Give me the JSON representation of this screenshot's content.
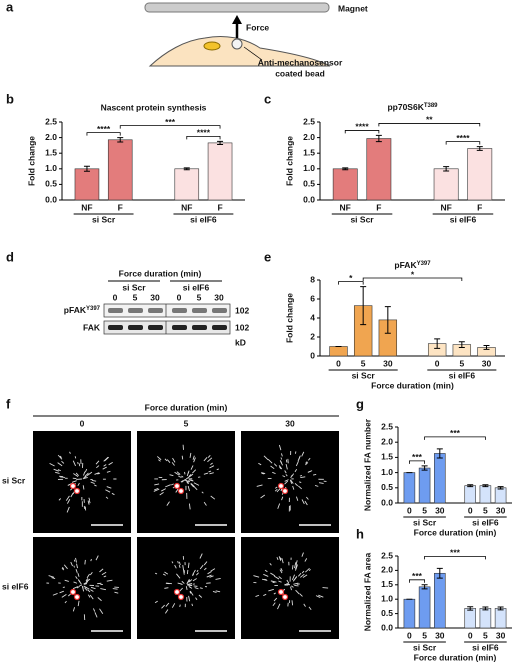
{
  "panel_labels": [
    "a",
    "b",
    "c",
    "d",
    "e",
    "f",
    "g",
    "h"
  ],
  "schematic": {
    "magnet": "Magnet",
    "force": "Force",
    "bead_label": [
      "Anti-mechanosensor",
      "coated bead"
    ]
  },
  "blot": {
    "title": "Force duration (min)",
    "groups": [
      "si Scr",
      "si eIF6"
    ],
    "lanes": [
      "0",
      "5",
      "30",
      "0",
      "5",
      "30"
    ],
    "rows": [
      {
        "label": "pFAK",
        "superscript": "Y397",
        "marker": "102"
      },
      {
        "label": "FAK",
        "marker": "102"
      }
    ],
    "unit": "kD"
  },
  "images": {
    "title": "Force duration (min)",
    "columns": [
      "0",
      "5",
      "30"
    ],
    "rows": [
      "si Scr",
      "si eIF6"
    ]
  },
  "chart_data": [
    {
      "type": "bar",
      "title": "Nascent protein synthesis",
      "ylabel": "Fold change",
      "groups": [
        "si Scr",
        "si eIF6"
      ],
      "categories": [
        "NF",
        "F",
        "NF",
        "F"
      ],
      "values": [
        1.0,
        1.93,
        1.0,
        1.83
      ],
      "errors": [
        0.08,
        0.07,
        0.03,
        0.05
      ],
      "colors": [
        "#e37c7c",
        "#e37c7c",
        "#fbe1e1",
        "#fbe1e1"
      ],
      "ylim": [
        0,
        2.5
      ],
      "yticks": [
        {
          "value": 0,
          "label": "0.0"
        },
        0.5,
        {
          "value": 1,
          "label": "1.0"
        },
        1.5,
        {
          "value": 2,
          "label": "2.0"
        },
        2.5
      ],
      "annotations": [
        "****",
        "***",
        "****"
      ]
    },
    {
      "type": "bar",
      "title": "pp70S6K",
      "title_superscript": "T389",
      "ylabel": "Fold change",
      "groups": [
        "si Scr",
        "si eIF6"
      ],
      "categories": [
        "NF",
        "F",
        "NF",
        "F"
      ],
      "values": [
        1.0,
        1.97,
        1.0,
        1.65
      ],
      "errors": [
        0.03,
        0.1,
        0.07,
        0.06
      ],
      "colors": [
        "#e37c7c",
        "#e37c7c",
        "#fbe1e1",
        "#fbe1e1"
      ],
      "ylim": [
        0,
        2.5
      ],
      "yticks": [
        {
          "value": 0,
          "label": "0.0"
        },
        0.5,
        {
          "value": 1,
          "label": "1.0"
        },
        1.5,
        {
          "value": 2,
          "label": "2.0"
        },
        2.5
      ],
      "annotations": [
        "****",
        "**",
        "****"
      ]
    },
    {
      "type": "bar",
      "title": "pFAK",
      "title_superscript": "Y397",
      "ylabel": "Fold change",
      "xlabel": "Force duration (min)",
      "groups": [
        "si Scr",
        "si eIF6"
      ],
      "categories": [
        "0",
        "5",
        "30",
        "0",
        "5",
        "30"
      ],
      "values": [
        1,
        5.3,
        3.8,
        1.3,
        1.2,
        0.9
      ],
      "errors": [
        0,
        2.0,
        1.4,
        0.5,
        0.3,
        0.2
      ],
      "colors": [
        "#f0a550",
        "#f0a550",
        "#f0a550",
        "#fde4c3",
        "#fde4c3",
        "#fde4c3"
      ],
      "ylim": [
        0,
        8
      ],
      "yticks": [
        0,
        2,
        4,
        6,
        8
      ],
      "annotations": [
        "*",
        "*"
      ]
    },
    {
      "type": "bar",
      "ylabel": "Normalized FA number",
      "xlabel": "Force duration (min)",
      "groups": [
        "si Scr",
        "si eIF6"
      ],
      "categories": [
        "0",
        "5",
        "30",
        "0",
        "5",
        "30"
      ],
      "values": [
        1,
        1.15,
        1.63,
        0.57,
        0.57,
        0.5
      ],
      "errors": [
        0,
        0.07,
        0.15,
        0.03,
        0.03,
        0.04
      ],
      "colors": [
        "#6e9cf0",
        "#6e9cf0",
        "#6e9cf0",
        "#d4e3fb",
        "#d4e3fb",
        "#d4e3fb"
      ],
      "ylim": [
        0,
        2.5
      ],
      "yticks": [
        {
          "value": 0,
          "label": "0.0"
        },
        0.5,
        {
          "value": 1,
          "label": "1.0"
        },
        1.5,
        {
          "value": 2,
          "label": "2.0"
        },
        2.5
      ],
      "annotations": [
        "***",
        "***"
      ]
    },
    {
      "type": "bar",
      "ylabel": "Normalized FA area",
      "xlabel": "Force duration (min)",
      "groups": [
        "si Scr",
        "si eIF6"
      ],
      "categories": [
        "0",
        "5",
        "30",
        "0",
        "5",
        "30"
      ],
      "values": [
        1,
        1.43,
        1.9,
        0.68,
        0.68,
        0.68
      ],
      "errors": [
        0,
        0.07,
        0.17,
        0.06,
        0.05,
        0.05
      ],
      "colors": [
        "#6e9cf0",
        "#6e9cf0",
        "#6e9cf0",
        "#d4e3fb",
        "#d4e3fb",
        "#d4e3fb"
      ],
      "ylim": [
        0,
        2.5
      ],
      "yticks": [
        {
          "value": 0,
          "label": "0.0"
        },
        0.5,
        {
          "value": 1,
          "label": "1.0"
        },
        1.5,
        {
          "value": 2,
          "label": "2.0"
        },
        2.5
      ],
      "annotations": [
        "***",
        "***"
      ]
    }
  ]
}
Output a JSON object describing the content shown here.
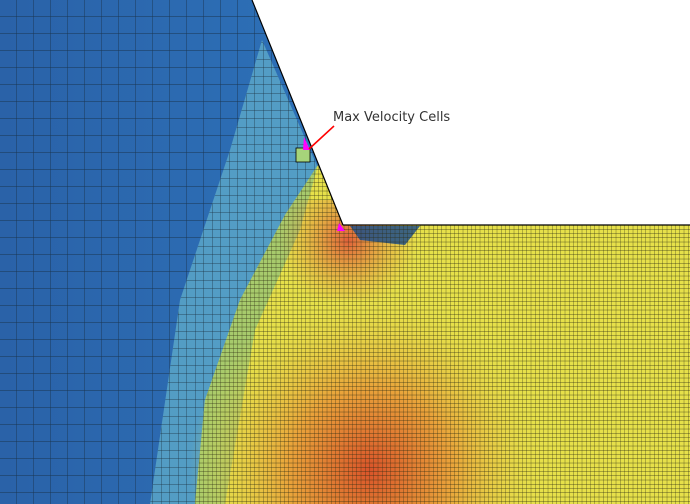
{
  "annotation": {
    "label": "Max Velocity Cells"
  },
  "colors": {
    "coarse_cells": "#2e6db0",
    "transition_cells": "#5aa6c8",
    "fine_cells_fluid": "#e6e04a",
    "hot_spot": "#d9542a",
    "max_velocity_marker": "#ff00ff",
    "arrow": "#ff0000",
    "void": "#ffffff"
  }
}
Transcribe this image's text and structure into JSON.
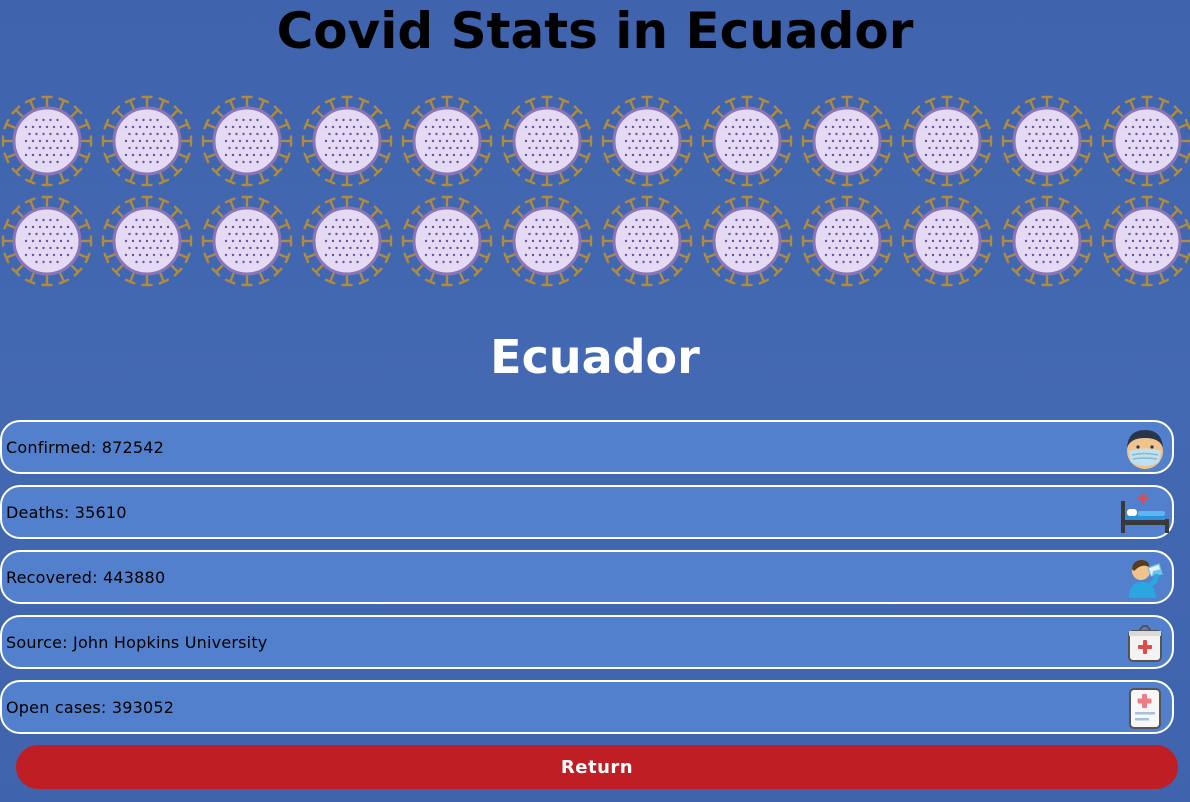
{
  "header": {
    "title": "Covid Stats in Ecuador"
  },
  "decoration": {
    "icon": "virus-icon",
    "rows": 2,
    "per_row": 12
  },
  "country": {
    "name": "Ecuador"
  },
  "stats": [
    {
      "label": "Confirmed: 872542",
      "icon": "masked-face-icon"
    },
    {
      "label": "Deaths: 35610",
      "icon": "hospital-bed-icon"
    },
    {
      "label": "Recovered: 443880",
      "icon": "person-drinking-icon"
    },
    {
      "label": "Source: John Hopkins University",
      "icon": "medical-kit-icon"
    },
    {
      "label": "Open cases: 393052",
      "icon": "medical-chart-icon"
    }
  ],
  "actions": {
    "return_label": "Return"
  },
  "colors": {
    "background": "#4268b2",
    "row_fill": "#5280cc",
    "row_border": "#ffffff",
    "return_button": "#bf1f24"
  }
}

======

- WHAT THE TASK REQUIRES -
Where a line of the data contains "icon", copy that line.

- RESPONSE TO THE EXERCISE -
    "icon": "virus-icon",
      "icon": "masked-face-icon"
      "icon": "hospital-bed-icon"
      "icon": "person-drinking-icon"
      "icon": "medical-kit-icon"
      "icon": "medical-chart-icon"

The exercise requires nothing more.